> **The task**
Go through the data below. List every line that holds the word "this".

> **Extracted information**

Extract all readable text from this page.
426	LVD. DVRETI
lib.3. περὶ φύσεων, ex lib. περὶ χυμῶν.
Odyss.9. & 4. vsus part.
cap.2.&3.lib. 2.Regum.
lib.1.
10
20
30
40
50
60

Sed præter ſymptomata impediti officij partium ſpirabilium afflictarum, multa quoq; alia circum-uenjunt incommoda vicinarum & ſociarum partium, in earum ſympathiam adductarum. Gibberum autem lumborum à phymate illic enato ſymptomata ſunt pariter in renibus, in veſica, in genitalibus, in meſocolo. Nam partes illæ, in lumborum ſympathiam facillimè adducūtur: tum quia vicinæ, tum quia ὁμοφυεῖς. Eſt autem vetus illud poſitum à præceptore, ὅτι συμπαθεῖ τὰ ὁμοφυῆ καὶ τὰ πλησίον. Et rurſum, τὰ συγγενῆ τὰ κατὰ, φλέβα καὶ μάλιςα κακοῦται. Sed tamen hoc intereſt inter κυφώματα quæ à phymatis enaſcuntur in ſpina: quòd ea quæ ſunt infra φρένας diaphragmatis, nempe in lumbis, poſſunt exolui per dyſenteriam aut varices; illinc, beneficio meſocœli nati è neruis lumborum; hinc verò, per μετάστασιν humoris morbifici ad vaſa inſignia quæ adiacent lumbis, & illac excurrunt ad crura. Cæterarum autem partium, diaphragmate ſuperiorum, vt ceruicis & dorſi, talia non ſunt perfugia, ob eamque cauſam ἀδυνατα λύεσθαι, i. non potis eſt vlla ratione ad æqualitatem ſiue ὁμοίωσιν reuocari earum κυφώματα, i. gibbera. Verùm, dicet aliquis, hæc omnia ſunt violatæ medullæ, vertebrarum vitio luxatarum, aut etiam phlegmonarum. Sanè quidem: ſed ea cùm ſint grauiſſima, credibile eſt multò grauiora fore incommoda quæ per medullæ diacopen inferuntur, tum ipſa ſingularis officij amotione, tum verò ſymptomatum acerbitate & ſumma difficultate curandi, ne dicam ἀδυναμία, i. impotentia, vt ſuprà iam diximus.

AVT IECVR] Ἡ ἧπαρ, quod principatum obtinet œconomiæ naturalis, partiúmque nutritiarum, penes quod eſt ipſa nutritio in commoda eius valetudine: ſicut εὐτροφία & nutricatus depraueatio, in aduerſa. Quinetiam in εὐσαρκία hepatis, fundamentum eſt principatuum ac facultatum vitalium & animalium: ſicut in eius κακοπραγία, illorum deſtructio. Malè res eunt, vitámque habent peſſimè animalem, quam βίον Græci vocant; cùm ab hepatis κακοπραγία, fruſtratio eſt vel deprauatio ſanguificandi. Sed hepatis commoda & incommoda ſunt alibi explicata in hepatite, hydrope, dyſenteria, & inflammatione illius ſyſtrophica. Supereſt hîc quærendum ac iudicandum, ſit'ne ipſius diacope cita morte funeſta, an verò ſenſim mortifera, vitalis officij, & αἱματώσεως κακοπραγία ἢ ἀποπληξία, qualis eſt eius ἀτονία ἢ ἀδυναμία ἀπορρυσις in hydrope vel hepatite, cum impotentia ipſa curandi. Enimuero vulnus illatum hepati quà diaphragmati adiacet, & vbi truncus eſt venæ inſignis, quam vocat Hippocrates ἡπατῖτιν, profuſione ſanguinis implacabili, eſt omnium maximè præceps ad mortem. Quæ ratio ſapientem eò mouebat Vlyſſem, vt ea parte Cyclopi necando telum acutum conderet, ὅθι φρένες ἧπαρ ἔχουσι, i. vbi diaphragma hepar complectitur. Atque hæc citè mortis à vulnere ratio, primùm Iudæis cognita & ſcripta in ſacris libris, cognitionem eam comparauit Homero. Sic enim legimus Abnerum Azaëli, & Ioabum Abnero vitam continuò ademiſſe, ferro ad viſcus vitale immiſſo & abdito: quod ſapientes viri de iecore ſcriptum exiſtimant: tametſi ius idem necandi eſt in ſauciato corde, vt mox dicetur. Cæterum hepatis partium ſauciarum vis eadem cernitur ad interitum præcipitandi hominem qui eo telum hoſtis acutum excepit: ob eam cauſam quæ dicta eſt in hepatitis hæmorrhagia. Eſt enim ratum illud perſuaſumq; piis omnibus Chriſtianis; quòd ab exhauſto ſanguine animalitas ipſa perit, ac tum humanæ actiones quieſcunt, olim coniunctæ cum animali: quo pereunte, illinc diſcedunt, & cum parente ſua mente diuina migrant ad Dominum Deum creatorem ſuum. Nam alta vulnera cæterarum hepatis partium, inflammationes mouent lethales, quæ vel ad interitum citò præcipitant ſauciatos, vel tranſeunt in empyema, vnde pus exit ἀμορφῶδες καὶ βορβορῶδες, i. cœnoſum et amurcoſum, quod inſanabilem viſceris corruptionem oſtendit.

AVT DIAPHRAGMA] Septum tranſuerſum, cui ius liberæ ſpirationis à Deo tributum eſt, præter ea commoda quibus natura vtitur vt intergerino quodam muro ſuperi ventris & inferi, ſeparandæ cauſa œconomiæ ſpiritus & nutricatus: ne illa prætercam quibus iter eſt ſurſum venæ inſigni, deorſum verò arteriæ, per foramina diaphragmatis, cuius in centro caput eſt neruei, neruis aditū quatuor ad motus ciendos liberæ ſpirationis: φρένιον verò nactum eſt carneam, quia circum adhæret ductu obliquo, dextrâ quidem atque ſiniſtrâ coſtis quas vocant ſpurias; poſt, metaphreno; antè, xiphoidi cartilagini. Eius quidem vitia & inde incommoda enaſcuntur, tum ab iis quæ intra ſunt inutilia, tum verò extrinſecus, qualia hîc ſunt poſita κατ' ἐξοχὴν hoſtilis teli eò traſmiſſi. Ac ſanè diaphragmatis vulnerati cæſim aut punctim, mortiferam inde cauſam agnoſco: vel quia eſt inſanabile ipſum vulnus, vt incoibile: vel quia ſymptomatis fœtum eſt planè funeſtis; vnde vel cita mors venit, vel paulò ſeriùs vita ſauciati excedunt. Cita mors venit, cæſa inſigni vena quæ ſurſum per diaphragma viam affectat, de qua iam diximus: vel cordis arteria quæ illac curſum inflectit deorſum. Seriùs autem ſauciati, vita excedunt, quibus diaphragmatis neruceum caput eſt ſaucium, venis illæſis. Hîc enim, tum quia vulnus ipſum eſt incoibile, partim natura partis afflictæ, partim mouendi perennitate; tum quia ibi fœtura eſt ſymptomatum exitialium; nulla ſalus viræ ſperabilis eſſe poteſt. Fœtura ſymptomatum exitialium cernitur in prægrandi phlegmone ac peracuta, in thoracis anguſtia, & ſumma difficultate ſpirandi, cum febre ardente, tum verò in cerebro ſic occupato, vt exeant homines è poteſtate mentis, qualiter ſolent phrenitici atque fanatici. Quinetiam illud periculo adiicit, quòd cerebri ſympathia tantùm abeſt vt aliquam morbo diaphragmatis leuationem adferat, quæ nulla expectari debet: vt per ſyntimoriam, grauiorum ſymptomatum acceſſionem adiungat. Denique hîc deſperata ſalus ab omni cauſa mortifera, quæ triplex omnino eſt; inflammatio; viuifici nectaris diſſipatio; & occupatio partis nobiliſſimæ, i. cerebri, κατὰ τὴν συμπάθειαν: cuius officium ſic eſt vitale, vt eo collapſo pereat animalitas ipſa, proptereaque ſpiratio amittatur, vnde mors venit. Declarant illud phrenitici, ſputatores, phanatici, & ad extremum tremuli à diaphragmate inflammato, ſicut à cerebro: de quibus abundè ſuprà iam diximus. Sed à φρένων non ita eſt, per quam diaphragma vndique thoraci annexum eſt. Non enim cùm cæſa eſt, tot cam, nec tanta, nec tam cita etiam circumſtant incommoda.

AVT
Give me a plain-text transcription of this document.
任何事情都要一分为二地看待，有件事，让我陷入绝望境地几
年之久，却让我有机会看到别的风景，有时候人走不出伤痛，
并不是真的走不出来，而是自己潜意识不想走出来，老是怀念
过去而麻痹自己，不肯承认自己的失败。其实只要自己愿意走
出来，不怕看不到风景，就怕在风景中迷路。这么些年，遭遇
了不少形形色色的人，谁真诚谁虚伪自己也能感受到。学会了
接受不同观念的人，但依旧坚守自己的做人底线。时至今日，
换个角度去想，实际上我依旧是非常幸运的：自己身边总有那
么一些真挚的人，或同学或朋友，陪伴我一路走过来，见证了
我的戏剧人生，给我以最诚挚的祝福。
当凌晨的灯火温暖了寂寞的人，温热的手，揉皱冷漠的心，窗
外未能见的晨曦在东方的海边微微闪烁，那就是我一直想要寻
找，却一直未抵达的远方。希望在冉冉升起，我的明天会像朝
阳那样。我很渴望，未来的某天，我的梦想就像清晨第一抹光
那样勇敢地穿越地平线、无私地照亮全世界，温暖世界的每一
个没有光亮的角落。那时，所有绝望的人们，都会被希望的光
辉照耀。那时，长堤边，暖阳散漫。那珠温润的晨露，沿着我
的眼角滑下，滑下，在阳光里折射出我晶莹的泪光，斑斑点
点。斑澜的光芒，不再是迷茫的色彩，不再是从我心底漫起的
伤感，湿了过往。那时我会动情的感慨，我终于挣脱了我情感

> **Worked answer**
Extract all readable text from this page.
Give me a plain-text transcription of this document.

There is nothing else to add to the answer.